**GOAL:** Give every line below again, exactly.

▼

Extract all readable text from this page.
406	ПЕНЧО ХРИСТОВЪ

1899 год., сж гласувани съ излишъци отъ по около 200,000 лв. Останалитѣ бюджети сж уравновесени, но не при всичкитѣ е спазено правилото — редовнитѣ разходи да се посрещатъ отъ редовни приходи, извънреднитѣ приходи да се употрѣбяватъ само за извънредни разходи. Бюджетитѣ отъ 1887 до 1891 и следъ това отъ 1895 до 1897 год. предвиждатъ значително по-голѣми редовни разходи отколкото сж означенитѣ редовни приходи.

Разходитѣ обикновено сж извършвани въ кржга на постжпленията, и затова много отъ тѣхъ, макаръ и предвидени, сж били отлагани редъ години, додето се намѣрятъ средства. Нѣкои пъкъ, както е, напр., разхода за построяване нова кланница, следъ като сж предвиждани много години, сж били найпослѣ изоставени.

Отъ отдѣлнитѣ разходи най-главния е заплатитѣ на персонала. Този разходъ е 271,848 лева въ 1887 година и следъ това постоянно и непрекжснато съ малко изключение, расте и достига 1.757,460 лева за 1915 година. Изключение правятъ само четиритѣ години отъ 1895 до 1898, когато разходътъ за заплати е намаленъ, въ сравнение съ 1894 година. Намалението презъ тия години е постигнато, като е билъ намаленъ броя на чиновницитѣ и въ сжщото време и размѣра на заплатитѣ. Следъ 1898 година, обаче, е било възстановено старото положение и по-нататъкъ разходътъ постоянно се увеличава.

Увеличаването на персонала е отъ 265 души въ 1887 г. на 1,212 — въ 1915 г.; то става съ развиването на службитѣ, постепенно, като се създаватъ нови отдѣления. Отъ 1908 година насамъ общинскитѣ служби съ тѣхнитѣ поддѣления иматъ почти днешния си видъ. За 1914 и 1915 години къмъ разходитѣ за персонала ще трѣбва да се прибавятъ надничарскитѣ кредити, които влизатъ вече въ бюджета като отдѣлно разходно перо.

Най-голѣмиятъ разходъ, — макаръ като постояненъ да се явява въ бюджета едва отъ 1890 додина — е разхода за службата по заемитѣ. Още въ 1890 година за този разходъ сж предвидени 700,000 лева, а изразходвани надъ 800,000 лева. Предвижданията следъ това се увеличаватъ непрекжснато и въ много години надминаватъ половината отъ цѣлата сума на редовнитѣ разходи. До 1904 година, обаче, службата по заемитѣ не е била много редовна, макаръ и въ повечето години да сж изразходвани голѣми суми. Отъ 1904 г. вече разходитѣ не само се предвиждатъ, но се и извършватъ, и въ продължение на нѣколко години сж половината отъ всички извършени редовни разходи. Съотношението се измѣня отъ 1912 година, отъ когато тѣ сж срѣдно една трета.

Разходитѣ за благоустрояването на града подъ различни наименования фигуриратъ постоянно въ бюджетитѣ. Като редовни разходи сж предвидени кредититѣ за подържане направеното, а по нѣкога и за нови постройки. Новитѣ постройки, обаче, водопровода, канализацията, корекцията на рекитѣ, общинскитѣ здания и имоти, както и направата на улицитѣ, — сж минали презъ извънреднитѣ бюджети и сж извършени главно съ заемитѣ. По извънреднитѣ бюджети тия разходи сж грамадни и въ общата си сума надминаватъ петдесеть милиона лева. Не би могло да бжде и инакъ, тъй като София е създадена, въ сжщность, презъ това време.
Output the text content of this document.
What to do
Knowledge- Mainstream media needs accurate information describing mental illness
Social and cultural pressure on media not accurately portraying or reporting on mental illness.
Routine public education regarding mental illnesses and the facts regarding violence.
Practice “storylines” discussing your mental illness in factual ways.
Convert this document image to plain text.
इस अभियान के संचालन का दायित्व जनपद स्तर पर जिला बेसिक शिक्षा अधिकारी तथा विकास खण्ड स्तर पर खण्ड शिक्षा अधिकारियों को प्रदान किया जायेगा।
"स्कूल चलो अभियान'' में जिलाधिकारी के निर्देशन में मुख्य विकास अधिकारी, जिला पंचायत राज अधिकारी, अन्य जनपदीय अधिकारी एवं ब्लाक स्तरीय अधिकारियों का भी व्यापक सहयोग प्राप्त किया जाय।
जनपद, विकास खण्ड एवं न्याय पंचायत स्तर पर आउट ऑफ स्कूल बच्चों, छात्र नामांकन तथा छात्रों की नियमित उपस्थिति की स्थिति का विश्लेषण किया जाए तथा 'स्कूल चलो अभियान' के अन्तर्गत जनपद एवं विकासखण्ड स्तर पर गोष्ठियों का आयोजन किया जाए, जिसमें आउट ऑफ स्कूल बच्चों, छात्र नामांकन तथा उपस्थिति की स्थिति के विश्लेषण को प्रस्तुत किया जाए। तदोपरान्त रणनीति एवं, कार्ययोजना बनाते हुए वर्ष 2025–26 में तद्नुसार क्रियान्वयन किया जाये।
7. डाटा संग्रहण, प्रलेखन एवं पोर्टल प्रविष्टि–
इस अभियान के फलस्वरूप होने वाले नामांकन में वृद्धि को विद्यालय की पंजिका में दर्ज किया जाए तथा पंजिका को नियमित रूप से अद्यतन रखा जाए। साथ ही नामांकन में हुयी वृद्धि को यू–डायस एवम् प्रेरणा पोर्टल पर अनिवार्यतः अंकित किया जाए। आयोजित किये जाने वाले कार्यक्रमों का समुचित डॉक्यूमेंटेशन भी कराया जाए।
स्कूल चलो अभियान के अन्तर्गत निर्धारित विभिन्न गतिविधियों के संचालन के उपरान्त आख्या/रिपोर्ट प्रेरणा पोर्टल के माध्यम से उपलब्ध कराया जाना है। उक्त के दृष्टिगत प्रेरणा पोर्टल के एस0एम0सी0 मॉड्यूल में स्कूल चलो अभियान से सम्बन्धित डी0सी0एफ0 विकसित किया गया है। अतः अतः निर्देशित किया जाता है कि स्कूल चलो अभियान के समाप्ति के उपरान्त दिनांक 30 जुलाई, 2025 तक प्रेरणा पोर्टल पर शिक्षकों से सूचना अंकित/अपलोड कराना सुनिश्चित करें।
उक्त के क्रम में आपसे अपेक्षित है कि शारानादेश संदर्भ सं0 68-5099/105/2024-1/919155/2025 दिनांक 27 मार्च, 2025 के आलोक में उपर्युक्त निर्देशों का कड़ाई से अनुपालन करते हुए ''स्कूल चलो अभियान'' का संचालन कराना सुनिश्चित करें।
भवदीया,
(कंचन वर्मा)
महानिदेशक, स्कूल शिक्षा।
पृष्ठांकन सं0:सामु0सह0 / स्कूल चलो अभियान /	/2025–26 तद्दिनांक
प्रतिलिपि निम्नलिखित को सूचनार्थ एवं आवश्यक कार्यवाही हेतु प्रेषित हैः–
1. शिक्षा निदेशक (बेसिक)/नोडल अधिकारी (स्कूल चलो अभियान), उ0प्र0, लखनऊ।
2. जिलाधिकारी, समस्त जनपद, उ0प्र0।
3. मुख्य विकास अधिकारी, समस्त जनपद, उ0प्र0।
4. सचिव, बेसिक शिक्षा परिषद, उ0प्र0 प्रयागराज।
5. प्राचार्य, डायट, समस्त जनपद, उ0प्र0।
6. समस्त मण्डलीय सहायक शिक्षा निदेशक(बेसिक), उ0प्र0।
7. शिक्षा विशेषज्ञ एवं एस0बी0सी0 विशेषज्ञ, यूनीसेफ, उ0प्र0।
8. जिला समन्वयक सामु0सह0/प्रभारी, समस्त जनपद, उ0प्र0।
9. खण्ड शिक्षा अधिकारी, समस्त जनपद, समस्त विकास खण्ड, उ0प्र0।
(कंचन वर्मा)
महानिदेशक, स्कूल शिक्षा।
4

▲

**SOLUTION:**
Extract all readable text from this page.
406	ПЕНЧО ХРИСТОВЪ

1899 год., сж гласувани съ излишъци отъ по около 200,000 лв. Останалитѣ бюджети сж уравновесени, но не при всичкитѣ е спазено правилото — редовнитѣ разходи да се посрещатъ отъ редовни приходи, извънреднитѣ приходи да се употрѣбяватъ само за извънредни разходи. Бюджетитѣ отъ 1887 до 1891 и следъ това отъ 1895 до 1897 год. предвиждатъ значително по-голѣми редовни разходи отколкото сж означенитѣ редовни приходи.

Разходитѣ обикновено сж извършвани въ кржга на постжпленията, и затова много отъ тѣхъ, макаръ и предвидени, сж били отлагани редъ години, додето се намѣрятъ средства. Нѣкои пъкъ, както е, напр., разхода за построяване нова кланница, следъ като сж предвиждани много години, сж били найпослѣ изоставени.

Отъ отдѣлнитѣ разходи най-главния е заплатитѣ на персонала. Този разходъ е 271,848 лева въ 1887 година и следъ това постоянно и непрекжснато съ малко изключение, расте и достига 1.757,460 лева за 1915 година. Изключение правятъ само четиритѣ години отъ 1895 до 1898, когато разходътъ за заплати е намаленъ, въ сравнение съ 1894 година. Намалението презъ тия години е постигнато, като е билъ намаленъ броя на чиновницитѣ и въ сжщото време и размѣра на заплатитѣ. Следъ 1898 година, обаче, е било възстановено старото положение и по-нататъкъ разходътъ постоянно се увеличава.

Увеличаването на персонала е отъ 265 души въ 1887 г. на 1,212 — въ 1915 г.; то става съ развиването на службитѣ, постепенно, като се създаватъ нови отдѣления. Отъ 1908 година насамъ общинскитѣ служби съ тѣхнитѣ поддѣления иматъ почти днешния си видъ. За 1914 и 1915 години къмъ разходитѣ за персонала ще трѣбва да се прибавятъ надничарскитѣ кредити, които влизатъ вече въ бюджета като отдѣлно разходно перо.

Най-голѣмиятъ разходъ, — макаръ като постояненъ да се явява въ бюджета едва отъ 1890 додина — е разхода за службата по заемитѣ. Още въ 1890 година за този разходъ сж предвидени 700,000 лева, а изразходвани надъ 800,000 лева. Предвижданията следъ това се увеличаватъ непрекжснато и въ много години надминаватъ половината отъ цѣлата сума на редовнитѣ разходи. До 1904 година, обаче, службата по заемитѣ не е била много редовна, макаръ и въ повечето години да сж изразходвани голѣми суми. Отъ 1904 г. вече разходитѣ не само се предвиждатъ, но се и извършватъ, и въ продължение на нѣколко години сж половината отъ всички извършени редовни разходи. Съотношението се измѣня отъ 1912 година, отъ когато тѣ сж срѣдно една трета.

Разходитѣ за благоустрояването на града подъ различни наименования фигуриратъ постоянно въ бюджетитѣ. Като редовни разходи сж предвидени кредититѣ за подържане направеното, а по нѣкога и за нови постройки. Новитѣ постройки, обаче, водопровода, канализацията, корекцията на рекитѣ, общинскитѣ здания и имоти, както и направата на улицитѣ, — сж минали презъ извънреднитѣ бюджети и сж извършени главно съ заемитѣ. По извънреднитѣ бюджети тия разходи сж грамадни и въ общата си сума надминаватъ петдесеть милиона лева. Не би могло да бжде и инакъ, тъй като София е създадена, въ сжщность, презъ това време.
Output the text content of this document.
What to do
Knowledge- Mainstream media needs accurate information describing mental illness
Social and cultural pressure on media not accurately portraying or reporting on mental illness.
Routine public education regarding mental illnesses and the facts regarding violence.
Practice “storylines” discussing your mental illness in factual ways.
Convert this document image to plain text.
इस अभियान के संचालन का दायित्व जनपद स्तर पर जिला बेसिक शिक्षा अधिकारी तथा विकास खण्ड स्तर पर खण्ड शिक्षा अधिकारियों को प्रदान किया जायेगा।
"स्कूल चलो अभियान'' में जिलाधिकारी के निर्देशन में मुख्य विकास अधिकारी, जिला पंचायत राज अधिकारी, अन्य जनपदीय अधिकारी एवं ब्लाक स्तरीय अधिकारियों का भी व्यापक सहयोग प्राप्त किया जाय।
जनपद, विकास खण्ड एवं न्याय पंचायत स्तर पर आउट ऑफ स्कूल बच्चों, छात्र नामांकन तथा छात्रों की नियमित उपस्थिति की स्थिति का विश्लेषण किया जाए तथा 'स्कूल चलो अभियान' के अन्तर्गत जनपद एवं विकासखण्ड स्तर पर गोष्ठियों का आयोजन किया जाए, जिसमें आउट ऑफ स्कूल बच्चों, छात्र नामांकन तथा उपस्थिति की स्थिति के विश्लेषण को प्रस्तुत किया जाए। तदोपरान्त रणनीति एवं, कार्ययोजना बनाते हुए वर्ष 2025–26 में तद्नुसार क्रियान्वयन किया जाये।
7. डाटा संग्रहण, प्रलेखन एवं पोर्टल प्रविष्टि–
इस अभियान के फलस्वरूप होने वाले नामांकन में वृद्धि को विद्यालय की पंजिका में दर्ज किया जाए तथा पंजिका को नियमित रूप से अद्यतन रखा जाए। साथ ही नामांकन में हुयी वृद्धि को यू–डायस एवम् प्रेरणा पोर्टल पर अनिवार्यतः अंकित किया जाए। आयोजित किये जाने वाले कार्यक्रमों का समुचित डॉक्यूमेंटेशन भी कराया जाए।
स्कूल चलो अभियान के अन्तर्गत निर्धारित विभिन्न गतिविधियों के संचालन के उपरान्त आख्या/रिपोर्ट प्रेरणा पोर्टल के माध्यम से उपलब्ध कराया जाना है। उक्त के दृष्टिगत प्रेरणा पोर्टल के एस0एम0सी0 मॉड्यूल में स्कूल चलो अभियान से सम्बन्धित डी0सी0एफ0 विकसित किया गया है। अतः अतः निर्देशित किया जाता है कि स्कूल चलो अभियान के समाप्ति के उपरान्त दिनांक 30 जुलाई, 2025 तक प्रेरणा पोर्टल पर शिक्षकों से सूचना अंकित/अपलोड कराना सुनिश्चित करें।
उक्त के क्रम में आपसे अपेक्षित है कि शारानादेश संदर्भ सं0 68-5099/105/2024-1/919155/2025 दिनांक 27 मार्च, 2025 के आलोक में उपर्युक्त निर्देशों का कड़ाई से अनुपालन करते हुए ''स्कूल चलो अभियान'' का संचालन कराना सुनिश्चित करें।
भवदीया,
(कंचन वर्मा)
महानिदेशक, स्कूल शिक्षा।
पृष्ठांकन सं0:सामु0सह0 / स्कूल चलो अभियान /	/2025–26 तद्दिनांक
प्रतिलिपि निम्नलिखित को सूचनार्थ एवं आवश्यक कार्यवाही हेतु प्रेषित हैः–
1. शिक्षा निदेशक (बेसिक)/नोडल अधिकारी (स्कूल चलो अभियान), उ0प्र0, लखनऊ।
2. जिलाधिकारी, समस्त जनपद, उ0प्र0।
3. मुख्य विकास अधिकारी, समस्त जनपद, उ0प्र0।
4. सचिव, बेसिक शिक्षा परिषद, उ0प्र0 प्रयागराज।
5. प्राचार्य, डायट, समस्त जनपद, उ0प्र0।
6. समस्त मण्डलीय सहायक शिक्षा निदेशक(बेसिक), उ0प्र0।
7. शिक्षा विशेषज्ञ एवं एस0बी0सी0 विशेषज्ञ, यूनीसेफ, उ0प्र0।
8. जिला समन्वयक सामु0सह0/प्रभारी, समस्त जनपद, उ0प्र0।
9. खण्ड शिक्षा अधिकारी, समस्त जनपद, समस्त विकास खण्ड, उ0प्र0।
(कंचन वर्मा)
महानिदेशक, स्कूल शिक्षा।
4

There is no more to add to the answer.